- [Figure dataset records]
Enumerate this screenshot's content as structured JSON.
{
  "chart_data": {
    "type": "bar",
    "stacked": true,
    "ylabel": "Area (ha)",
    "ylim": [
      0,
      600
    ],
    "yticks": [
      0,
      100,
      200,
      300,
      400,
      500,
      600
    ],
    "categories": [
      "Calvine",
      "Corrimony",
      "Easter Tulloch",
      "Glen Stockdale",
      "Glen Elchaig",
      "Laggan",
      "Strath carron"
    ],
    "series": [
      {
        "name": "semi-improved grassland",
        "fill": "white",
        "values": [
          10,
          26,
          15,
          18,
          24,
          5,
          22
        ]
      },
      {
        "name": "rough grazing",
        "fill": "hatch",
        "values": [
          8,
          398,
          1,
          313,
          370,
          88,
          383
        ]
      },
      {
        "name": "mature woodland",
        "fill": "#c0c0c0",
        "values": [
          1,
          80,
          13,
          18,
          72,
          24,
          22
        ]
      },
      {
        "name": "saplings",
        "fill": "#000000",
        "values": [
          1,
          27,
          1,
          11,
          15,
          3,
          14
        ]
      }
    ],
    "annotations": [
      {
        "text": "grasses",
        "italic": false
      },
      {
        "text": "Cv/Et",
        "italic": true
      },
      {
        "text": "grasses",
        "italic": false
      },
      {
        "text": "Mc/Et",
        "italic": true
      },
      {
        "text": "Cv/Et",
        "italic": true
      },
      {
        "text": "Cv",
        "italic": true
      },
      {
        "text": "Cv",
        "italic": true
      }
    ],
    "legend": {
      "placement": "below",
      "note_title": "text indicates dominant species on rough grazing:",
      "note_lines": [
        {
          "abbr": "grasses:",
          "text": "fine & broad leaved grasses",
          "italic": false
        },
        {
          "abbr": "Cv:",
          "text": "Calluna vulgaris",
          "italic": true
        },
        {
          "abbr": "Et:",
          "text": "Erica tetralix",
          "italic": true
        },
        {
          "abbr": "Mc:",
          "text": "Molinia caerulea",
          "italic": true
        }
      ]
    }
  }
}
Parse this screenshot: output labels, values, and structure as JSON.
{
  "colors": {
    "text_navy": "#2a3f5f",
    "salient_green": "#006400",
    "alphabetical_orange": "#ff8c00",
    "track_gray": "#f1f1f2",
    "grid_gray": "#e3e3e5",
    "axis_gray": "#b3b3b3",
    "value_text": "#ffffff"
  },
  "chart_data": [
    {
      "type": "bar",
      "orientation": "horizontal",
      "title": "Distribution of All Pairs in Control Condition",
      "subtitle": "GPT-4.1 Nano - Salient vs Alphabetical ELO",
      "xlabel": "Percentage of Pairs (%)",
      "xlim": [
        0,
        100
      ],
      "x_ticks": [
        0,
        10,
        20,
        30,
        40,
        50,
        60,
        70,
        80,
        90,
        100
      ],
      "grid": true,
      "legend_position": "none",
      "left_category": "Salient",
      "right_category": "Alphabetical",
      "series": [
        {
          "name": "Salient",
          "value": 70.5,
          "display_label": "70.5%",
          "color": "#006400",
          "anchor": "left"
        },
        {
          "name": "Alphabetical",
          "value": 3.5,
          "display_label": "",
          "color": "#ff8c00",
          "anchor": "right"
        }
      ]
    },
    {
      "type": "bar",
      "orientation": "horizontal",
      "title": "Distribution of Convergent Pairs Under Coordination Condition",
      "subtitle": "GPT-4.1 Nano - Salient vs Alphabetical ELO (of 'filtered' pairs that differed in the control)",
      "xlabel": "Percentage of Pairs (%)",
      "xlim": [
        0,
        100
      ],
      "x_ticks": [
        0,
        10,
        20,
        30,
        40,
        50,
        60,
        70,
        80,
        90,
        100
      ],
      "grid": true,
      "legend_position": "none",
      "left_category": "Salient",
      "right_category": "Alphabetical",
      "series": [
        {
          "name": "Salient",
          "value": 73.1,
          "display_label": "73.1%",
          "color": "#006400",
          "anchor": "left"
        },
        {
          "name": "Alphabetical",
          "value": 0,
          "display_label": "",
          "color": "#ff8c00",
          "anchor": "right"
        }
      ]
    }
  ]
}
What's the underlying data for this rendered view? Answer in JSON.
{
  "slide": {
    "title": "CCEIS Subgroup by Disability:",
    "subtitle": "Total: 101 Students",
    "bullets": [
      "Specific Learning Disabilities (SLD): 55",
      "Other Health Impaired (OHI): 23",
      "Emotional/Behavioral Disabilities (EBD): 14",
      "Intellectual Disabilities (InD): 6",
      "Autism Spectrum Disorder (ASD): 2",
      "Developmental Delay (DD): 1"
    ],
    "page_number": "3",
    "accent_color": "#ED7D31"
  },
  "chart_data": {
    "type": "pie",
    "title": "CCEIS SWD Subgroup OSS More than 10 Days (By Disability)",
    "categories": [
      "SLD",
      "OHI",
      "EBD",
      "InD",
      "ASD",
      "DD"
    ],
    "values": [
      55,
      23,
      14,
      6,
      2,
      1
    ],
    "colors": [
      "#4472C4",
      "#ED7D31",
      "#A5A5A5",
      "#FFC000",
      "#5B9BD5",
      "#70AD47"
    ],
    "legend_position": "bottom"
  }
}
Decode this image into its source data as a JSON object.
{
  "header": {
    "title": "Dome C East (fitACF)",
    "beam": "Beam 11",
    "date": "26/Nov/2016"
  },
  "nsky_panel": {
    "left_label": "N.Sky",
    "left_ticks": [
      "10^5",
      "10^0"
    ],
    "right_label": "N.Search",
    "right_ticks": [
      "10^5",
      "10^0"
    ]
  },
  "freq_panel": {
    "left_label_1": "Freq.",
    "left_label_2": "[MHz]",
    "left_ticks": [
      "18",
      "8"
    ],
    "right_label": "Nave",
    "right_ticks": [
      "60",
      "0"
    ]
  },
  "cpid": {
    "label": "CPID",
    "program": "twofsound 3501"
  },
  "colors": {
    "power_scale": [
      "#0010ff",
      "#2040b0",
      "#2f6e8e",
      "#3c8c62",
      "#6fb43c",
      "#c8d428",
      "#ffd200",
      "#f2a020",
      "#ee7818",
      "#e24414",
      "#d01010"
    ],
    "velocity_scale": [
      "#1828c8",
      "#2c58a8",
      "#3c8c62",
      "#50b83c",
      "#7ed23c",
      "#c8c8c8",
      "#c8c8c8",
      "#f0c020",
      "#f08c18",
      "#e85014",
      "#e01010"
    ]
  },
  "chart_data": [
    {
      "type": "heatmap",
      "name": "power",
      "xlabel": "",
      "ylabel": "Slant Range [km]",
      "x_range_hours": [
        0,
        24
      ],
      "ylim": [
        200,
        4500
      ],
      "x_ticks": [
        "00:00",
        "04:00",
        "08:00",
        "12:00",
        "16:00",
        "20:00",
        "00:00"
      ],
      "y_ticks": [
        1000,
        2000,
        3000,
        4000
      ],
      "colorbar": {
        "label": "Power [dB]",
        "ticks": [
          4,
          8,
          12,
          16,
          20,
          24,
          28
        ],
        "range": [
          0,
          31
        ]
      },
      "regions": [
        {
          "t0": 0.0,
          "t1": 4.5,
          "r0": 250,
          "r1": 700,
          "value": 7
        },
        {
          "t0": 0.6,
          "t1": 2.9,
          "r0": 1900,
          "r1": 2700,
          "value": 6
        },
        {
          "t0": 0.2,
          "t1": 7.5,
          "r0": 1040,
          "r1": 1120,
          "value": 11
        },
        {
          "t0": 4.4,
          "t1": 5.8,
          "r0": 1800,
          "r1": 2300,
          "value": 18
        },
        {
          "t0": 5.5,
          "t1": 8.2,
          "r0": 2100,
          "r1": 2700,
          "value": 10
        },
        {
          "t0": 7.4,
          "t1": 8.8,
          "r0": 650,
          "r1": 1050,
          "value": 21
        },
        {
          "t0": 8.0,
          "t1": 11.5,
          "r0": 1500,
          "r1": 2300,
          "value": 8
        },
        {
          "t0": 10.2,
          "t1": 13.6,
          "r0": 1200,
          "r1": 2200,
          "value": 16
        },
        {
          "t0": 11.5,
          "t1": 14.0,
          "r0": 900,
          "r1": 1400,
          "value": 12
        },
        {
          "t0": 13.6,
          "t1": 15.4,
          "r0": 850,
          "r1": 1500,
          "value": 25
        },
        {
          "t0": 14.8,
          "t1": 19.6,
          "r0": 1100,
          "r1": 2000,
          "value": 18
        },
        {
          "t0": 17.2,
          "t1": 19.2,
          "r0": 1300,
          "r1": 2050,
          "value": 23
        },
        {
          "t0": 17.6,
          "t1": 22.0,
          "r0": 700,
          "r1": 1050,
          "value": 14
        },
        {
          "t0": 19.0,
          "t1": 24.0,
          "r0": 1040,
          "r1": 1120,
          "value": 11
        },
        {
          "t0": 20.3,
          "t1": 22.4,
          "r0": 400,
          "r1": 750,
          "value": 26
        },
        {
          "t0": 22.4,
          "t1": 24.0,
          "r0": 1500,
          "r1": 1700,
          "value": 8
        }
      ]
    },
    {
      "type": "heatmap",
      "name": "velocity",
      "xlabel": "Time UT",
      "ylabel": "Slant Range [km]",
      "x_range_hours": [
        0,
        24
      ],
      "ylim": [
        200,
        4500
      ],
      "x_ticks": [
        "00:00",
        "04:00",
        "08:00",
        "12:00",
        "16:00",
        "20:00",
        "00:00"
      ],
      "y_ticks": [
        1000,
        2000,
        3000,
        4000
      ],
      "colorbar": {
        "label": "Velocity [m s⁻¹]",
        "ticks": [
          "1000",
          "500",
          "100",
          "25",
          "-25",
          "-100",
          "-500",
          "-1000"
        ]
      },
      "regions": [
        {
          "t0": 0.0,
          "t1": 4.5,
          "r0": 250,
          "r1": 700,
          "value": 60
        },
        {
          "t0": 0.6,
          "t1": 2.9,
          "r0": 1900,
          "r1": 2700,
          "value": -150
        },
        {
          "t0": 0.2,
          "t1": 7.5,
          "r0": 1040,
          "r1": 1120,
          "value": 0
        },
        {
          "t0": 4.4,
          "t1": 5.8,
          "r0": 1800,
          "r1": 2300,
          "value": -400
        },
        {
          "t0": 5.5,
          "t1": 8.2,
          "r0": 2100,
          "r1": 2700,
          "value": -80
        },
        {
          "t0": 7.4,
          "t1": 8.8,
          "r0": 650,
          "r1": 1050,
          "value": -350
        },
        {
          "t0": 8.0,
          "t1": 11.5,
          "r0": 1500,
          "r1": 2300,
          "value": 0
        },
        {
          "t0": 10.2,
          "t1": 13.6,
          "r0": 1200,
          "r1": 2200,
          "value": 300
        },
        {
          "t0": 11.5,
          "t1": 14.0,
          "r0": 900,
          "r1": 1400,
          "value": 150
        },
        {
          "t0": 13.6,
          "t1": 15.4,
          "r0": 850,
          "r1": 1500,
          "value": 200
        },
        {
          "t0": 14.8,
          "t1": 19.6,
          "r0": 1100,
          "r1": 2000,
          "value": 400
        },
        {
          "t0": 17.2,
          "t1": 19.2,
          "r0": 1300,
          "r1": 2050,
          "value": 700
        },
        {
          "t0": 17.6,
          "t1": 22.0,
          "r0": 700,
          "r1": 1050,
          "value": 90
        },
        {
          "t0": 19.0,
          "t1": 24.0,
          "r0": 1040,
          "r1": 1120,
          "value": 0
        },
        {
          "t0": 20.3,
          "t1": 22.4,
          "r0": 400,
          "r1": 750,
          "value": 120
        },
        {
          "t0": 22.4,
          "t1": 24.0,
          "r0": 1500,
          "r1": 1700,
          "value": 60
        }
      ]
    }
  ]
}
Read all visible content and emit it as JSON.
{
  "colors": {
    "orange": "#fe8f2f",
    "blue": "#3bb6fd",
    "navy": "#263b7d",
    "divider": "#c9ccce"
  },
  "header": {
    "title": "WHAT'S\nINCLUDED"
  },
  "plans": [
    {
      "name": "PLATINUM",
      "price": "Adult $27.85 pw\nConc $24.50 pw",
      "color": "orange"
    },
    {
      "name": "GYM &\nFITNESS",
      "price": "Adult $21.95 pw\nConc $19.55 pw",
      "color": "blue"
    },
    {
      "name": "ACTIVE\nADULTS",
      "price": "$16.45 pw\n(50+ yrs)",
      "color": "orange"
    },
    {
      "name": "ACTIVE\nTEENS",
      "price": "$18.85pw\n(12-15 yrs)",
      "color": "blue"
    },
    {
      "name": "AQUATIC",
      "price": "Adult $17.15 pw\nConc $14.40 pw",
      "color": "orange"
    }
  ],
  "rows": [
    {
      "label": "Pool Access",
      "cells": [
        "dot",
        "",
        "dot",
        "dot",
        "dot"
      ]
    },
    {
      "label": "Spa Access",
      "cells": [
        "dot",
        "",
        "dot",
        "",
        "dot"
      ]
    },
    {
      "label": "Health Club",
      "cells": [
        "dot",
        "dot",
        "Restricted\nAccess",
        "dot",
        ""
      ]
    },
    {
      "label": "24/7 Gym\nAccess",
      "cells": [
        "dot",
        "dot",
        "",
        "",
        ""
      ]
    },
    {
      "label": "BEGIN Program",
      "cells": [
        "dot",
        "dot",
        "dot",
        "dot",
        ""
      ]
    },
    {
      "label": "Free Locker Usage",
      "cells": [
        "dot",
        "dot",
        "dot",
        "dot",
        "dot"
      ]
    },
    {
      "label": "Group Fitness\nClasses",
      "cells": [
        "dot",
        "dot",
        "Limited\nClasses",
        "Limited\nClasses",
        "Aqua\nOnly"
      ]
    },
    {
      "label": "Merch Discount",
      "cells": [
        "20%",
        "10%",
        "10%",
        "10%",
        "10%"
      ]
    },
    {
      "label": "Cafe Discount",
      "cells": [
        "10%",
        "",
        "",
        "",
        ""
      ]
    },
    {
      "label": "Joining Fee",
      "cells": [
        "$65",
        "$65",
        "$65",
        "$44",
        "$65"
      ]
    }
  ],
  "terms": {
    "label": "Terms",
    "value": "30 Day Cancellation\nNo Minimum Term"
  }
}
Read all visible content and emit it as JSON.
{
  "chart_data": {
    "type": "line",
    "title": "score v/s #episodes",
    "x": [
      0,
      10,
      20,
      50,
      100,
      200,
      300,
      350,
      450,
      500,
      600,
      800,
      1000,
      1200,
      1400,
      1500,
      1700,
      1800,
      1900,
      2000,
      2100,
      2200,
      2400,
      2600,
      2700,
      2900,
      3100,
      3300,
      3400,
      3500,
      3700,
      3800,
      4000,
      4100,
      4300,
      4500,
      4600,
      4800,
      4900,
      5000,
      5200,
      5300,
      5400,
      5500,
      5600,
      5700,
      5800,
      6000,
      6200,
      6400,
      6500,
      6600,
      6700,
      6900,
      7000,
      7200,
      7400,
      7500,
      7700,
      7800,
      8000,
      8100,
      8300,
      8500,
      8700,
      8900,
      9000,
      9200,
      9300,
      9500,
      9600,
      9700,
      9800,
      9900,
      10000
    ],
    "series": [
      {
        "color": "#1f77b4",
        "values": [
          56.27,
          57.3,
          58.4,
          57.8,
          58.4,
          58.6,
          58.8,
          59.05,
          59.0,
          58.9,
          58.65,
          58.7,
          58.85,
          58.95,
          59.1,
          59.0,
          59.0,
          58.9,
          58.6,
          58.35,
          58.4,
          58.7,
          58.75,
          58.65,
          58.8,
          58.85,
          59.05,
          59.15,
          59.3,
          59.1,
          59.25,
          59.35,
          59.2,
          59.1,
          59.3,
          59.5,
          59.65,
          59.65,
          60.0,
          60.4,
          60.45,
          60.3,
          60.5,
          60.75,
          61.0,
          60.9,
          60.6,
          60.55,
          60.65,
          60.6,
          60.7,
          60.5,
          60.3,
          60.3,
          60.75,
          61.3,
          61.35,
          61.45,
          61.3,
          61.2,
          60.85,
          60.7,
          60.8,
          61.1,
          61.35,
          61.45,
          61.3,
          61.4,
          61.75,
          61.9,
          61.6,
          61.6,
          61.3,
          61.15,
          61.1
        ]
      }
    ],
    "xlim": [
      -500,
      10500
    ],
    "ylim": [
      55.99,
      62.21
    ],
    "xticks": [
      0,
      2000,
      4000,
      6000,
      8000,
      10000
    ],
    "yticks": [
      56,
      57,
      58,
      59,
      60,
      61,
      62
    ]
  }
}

- [Direction] Each line that has the word "type" should be copied.

- [Result for this exercise]
    "type": "bar",
      "type": "bar",
      "type": "bar",
    "type": "pie",
      "type": "heatmap",
      "type": "heatmap",
    "type": "line",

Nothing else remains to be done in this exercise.